# Text:
▼
Abstract
Dear Editor,
I read the SANSIKA trial results (1) and am concerned that efficacy has not been convincingly shown and the benefit-risk balance of Ikervis in severe dry eye disease appears negative.
This must undermine the following conclusion: “CsA CE was well-tolerated and effective in improving corneal damage and ocular surface inflammation and confirmed the positive benefit-risk ratio of this new formulation of CsA for the treatment of severe keratitis in dry eye disease” (1).
The SANSIKA trial evaluated patients with dry eye disease (DED) with severe keratitis, who have an increased risk of infection, vision loss, and impaired quality of life. This was defined by corneal fluorescein staining score of 4, Schirmer test score ≥2 mm/5 min and <10 mm/5 min, and Ocular Surface Disease Index score ≥23.
Ikervis does not have an EU licence to treat any other form of DED.
The Association of the British Pharmaceutical Industry code of practice (2) (clause 7) requires outcome to be expressed as absolute risk reduction (ARR) and number needed to treat (NNT): “Referring only to relative risk, especially with regard to risk reduction, can make a medicine appear more effective than it actually is. In order to assess the clinical impact of an outcome, the reader also needs to know the ARR. In that regard relative risk should never be referred to without also referring to the absolute risk.”
The NNT is a measure of the impact of a therapy, estimating the number of patients that need to be treated in order to have a beneficial impact on one person. Not everyone is helped by medical intervention; some are unaffected, and some harmed; number needed to harm (NNT) is a similarly derived measure of harm. The NNT and NNH assist in co-decision-making and informed patient choice.
▲
# Assignment 1:
In the letter on the SANSIKA trial, how does clause 7 of the code of practice require outcome to be expressed?
# Assignment 2:
Write the next part of the letter on the SANSIKA trial, picking up after its last sentence.
The lines after this letter come from another source.

# Data:
▼
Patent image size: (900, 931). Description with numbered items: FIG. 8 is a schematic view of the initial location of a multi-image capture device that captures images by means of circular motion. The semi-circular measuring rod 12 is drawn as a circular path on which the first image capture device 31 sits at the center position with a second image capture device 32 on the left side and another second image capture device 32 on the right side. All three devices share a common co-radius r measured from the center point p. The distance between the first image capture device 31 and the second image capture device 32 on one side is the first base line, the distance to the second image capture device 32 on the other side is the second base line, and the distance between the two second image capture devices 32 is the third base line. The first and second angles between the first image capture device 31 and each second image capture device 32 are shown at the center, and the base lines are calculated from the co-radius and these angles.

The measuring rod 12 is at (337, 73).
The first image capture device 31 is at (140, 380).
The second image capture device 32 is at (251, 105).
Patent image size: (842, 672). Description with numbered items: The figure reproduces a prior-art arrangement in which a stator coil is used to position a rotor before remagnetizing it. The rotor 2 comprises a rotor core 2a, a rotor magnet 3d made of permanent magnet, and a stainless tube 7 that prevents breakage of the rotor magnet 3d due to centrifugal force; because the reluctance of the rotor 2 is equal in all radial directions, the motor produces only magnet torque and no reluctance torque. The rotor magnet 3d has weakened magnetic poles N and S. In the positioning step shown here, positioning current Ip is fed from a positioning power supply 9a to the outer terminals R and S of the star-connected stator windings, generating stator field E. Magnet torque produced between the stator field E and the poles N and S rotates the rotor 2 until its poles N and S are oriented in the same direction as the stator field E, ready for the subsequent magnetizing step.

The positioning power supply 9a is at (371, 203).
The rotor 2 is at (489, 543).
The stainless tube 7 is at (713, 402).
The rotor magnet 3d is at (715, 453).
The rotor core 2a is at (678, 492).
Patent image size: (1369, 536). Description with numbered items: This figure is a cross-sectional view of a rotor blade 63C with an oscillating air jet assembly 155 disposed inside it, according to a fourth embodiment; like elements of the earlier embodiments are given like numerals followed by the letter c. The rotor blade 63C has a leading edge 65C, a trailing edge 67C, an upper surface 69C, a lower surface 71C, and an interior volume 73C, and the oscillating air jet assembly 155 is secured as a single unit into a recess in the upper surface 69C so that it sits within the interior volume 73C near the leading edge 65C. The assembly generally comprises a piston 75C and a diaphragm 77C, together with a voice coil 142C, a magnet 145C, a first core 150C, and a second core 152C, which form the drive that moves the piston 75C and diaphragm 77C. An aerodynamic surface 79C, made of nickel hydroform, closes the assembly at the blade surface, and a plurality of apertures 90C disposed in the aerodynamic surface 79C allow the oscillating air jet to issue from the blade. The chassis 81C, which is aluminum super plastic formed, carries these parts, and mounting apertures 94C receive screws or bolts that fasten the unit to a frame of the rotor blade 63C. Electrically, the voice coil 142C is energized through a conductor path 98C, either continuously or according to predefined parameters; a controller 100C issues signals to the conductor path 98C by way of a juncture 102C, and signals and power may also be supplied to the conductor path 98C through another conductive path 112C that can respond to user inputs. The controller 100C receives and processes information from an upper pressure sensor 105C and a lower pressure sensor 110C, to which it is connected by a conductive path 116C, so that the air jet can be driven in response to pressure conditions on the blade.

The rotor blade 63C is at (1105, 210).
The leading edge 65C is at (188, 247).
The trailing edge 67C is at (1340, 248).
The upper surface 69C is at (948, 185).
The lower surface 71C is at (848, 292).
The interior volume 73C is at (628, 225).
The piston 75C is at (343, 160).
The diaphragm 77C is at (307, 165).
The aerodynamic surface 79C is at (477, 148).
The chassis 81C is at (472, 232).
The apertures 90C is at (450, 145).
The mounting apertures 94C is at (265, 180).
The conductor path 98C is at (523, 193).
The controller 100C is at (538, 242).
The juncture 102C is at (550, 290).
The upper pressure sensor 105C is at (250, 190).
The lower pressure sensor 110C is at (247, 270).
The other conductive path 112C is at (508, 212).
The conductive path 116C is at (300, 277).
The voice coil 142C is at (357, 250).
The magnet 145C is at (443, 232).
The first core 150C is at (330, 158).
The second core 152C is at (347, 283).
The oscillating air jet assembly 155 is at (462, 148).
▲
# Result 1:
As absolute risk reduction (ARR) and number needed to treat (NNT).

# Result 2:
From the SANSIKA trial, although the relative risk reduction is -0.238 (95% confidence interval [CI] -0.943 to 0.211), the ARR is much less at 0.055 (95% CI -0.161 to 0.062).
The NNT is 18, meaning if 18 are treated with Ikervis, 1 benefits (3).
The SANSIKA trial results demonstrate that Ikervis caused the same symptoms and corneal staining in 1 in 6 subjects, meaning the NNH is greater than then NNT.
This suggests that the harm due to Ikervis outweighs the benefit.
Further concerns arise because in 2.59% of subjects, cyclosporine was detected in peripheral blood.
The trial's main outcomes are set out in an icon array (an easy-to-interpret abacus-like pictograph).
A total of 31.8% of those using active drug experienced neither benefit nor harm.
The benefit was experienced by only 5.5% more than those using the vehicle.
Adverse effects occurred in 15.9% more than the vehicle.
Footnotes
Financial support: No financial support was received for this submission.
Conflict of interest: The author has no conflict of interest with this submission.